Data excerpts

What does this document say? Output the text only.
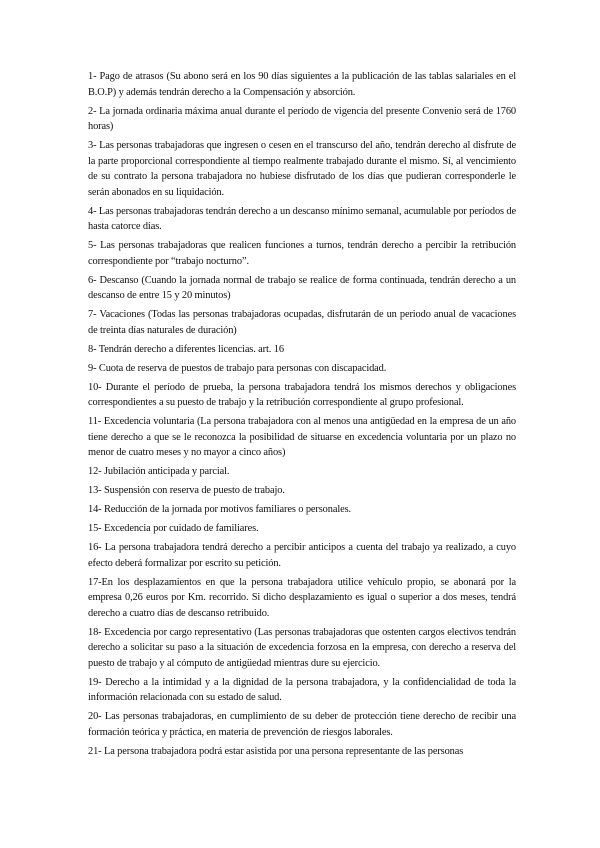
1- Pago de atrasos (Su abono será en los 90 días siguientes a la publicación de las tablas salariales en el B.O.P) y además tendrán derecho a la Compensación y absorción.

2- La jornada ordinaria máxima anual durante el período de vigencia del presente Convenio será de 1760 horas)

3- Las personas trabajadoras que ingresen o cesen en el transcurso del año, tendrán derecho al disfrute de la parte proporcional correspondiente al tiempo realmente trabajado durante el mismo. Sí, al vencimiento de su contrato la persona trabajadora no hubiese disfrutado de los días que pudieran corresponderle le serán abonados en su liquidación.

4- Las personas trabajadoras tendrán derecho a un descanso mínimo semanal, acumulable por períodos de hasta catorce días.

5- Las personas trabajadoras que realicen funciones a turnos, tendrán derecho a percibir la retribución correspondiente por “trabajo nocturno”.

6- Descanso (Cuando la jornada normal de trabajo se realice de forma continuada, tendrán derecho a un descanso de entre 15 y 20 minutos)

7- Vacaciones (Todas las personas trabajadoras ocupadas, disfrutarán de un periodo anual de vacaciones de treinta días naturales de duración)

8- Tendrán derecho a diferentes licencias. art. 16

9- Cuota de reserva de puestos de trabajo para personas con discapacidad.

10- Durante el período de prueba, la persona trabajadora tendrá los mismos derechos y obligaciones correspondientes a su puesto de trabajo y la retribución correspondiente al grupo profesional.

11- Excedencia voluntaria (La persona trabajadora con al menos una antigüedad en la empresa de un año tiene derecho a que se le reconozca la posibilidad de situarse en excedencia voluntaria por un plazo no menor de cuatro meses y no mayor a cinco años)

12- Jubilación anticipada y parcial.

13- Suspensión con reserva de puesto de trabajo.

14- Reducción de la jornada por motivos familiares o personales.

15- Excedencia por cuidado de familiares.

16- La persona trabajadora tendrá derecho a percibir anticipos a cuenta del trabajo ya realizado, a cuyo efecto deberá formalizar por escrito su petición.

17-En los desplazamientos en que la persona trabajadora utilice vehículo propio, se abonará por la empresa 0,26 euros por Km. recorrido. Si dicho desplazamiento es igual o superior a dos meses, tendrá derecho a cuatro días de descanso retribuido.

18- Excedencia por cargo representativo (Las personas trabajadoras que ostenten cargos electivos tendrán derecho a solicitar su paso a la situación de excedencia forzosa en la empresa, con derecho a reserva del puesto de trabajo y al cómputo de antigüedad mientras dure su ejercicio.

19- Derecho a la intimidad y a la dignidad de la persona trabajadora, y la confidencialidad de toda la información relacionada con su estado de salud.

20- Las personas trabajadoras, en cumplimiento de su deber de protección tiene derecho de recibir una formación teórica y práctica, en materia de prevención de riesgos laborales.

21- La persona trabajadora podrá estar asistida por una persona representante de las personas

**Job:** Copy the material above in full and exactly, skipping pictures.

**Exercise result:**
What does this document say? Output the text only.
1- Pago de atrasos (Su abono será en los 90 días siguientes a la publicación de las tablas salariales en el B.O.P) y además tendrán derecho a la Compensación y absorción.

2- La jornada ordinaria máxima anual durante el período de vigencia del presente Convenio será de 1760 horas)

3- Las personas trabajadoras que ingresen o cesen en el transcurso del año, tendrán derecho al disfrute de la parte proporcional correspondiente al tiempo realmente trabajado durante el mismo. Sí, al vencimiento de su contrato la persona trabajadora no hubiese disfrutado de los días que pudieran corresponderle le serán abonados en su liquidación.

4- Las personas trabajadoras tendrán derecho a un descanso mínimo semanal, acumulable por períodos de hasta catorce días.

5- Las personas trabajadoras que realicen funciones a turnos, tendrán derecho a percibir la retribución correspondiente por “trabajo nocturno”.

6- Descanso (Cuando la jornada normal de trabajo se realice de forma continuada, tendrán derecho a un descanso de entre 15 y 20 minutos)

7- Vacaciones (Todas las personas trabajadoras ocupadas, disfrutarán de un periodo anual de vacaciones de treinta días naturales de duración)

8- Tendrán derecho a diferentes licencias. art. 16

9- Cuota de reserva de puestos de trabajo para personas con discapacidad.

10- Durante el período de prueba, la persona trabajadora tendrá los mismos derechos y obligaciones correspondientes a su puesto de trabajo y la retribución correspondiente al grupo profesional.

11- Excedencia voluntaria (La persona trabajadora con al menos una antigüedad en la empresa de un año tiene derecho a que se le reconozca la posibilidad de situarse en excedencia voluntaria por un plazo no menor de cuatro meses y no mayor a cinco años)

12- Jubilación anticipada y parcial.

13- Suspensión con reserva de puesto de trabajo.

14- Reducción de la jornada por motivos familiares o personales.

15- Excedencia por cuidado de familiares.

16- La persona trabajadora tendrá derecho a percibir anticipos a cuenta del trabajo ya realizado, a cuyo efecto deberá formalizar por escrito su petición.

17-En los desplazamientos en que la persona trabajadora utilice vehículo propio, se abonará por la empresa 0,26 euros por Km. recorrido. Si dicho desplazamiento es igual o superior a dos meses, tendrá derecho a cuatro días de descanso retribuido.

18- Excedencia por cargo representativo (Las personas trabajadoras que ostenten cargos electivos tendrán derecho a solicitar su paso a la situación de excedencia forzosa en la empresa, con derecho a reserva del puesto de trabajo y al cómputo de antigüedad mientras dure su ejercicio.

19- Derecho a la intimidad y a la dignidad de la persona trabajadora, y la confidencialidad de toda la información relacionada con su estado de salud.

20- Las personas trabajadoras, en cumplimiento de su deber de protección tiene derecho de recibir una formación teórica y práctica, en materia de prevención de riesgos laborales.

21- La persona trabajadora podrá estar asistida por una persona representante de las personas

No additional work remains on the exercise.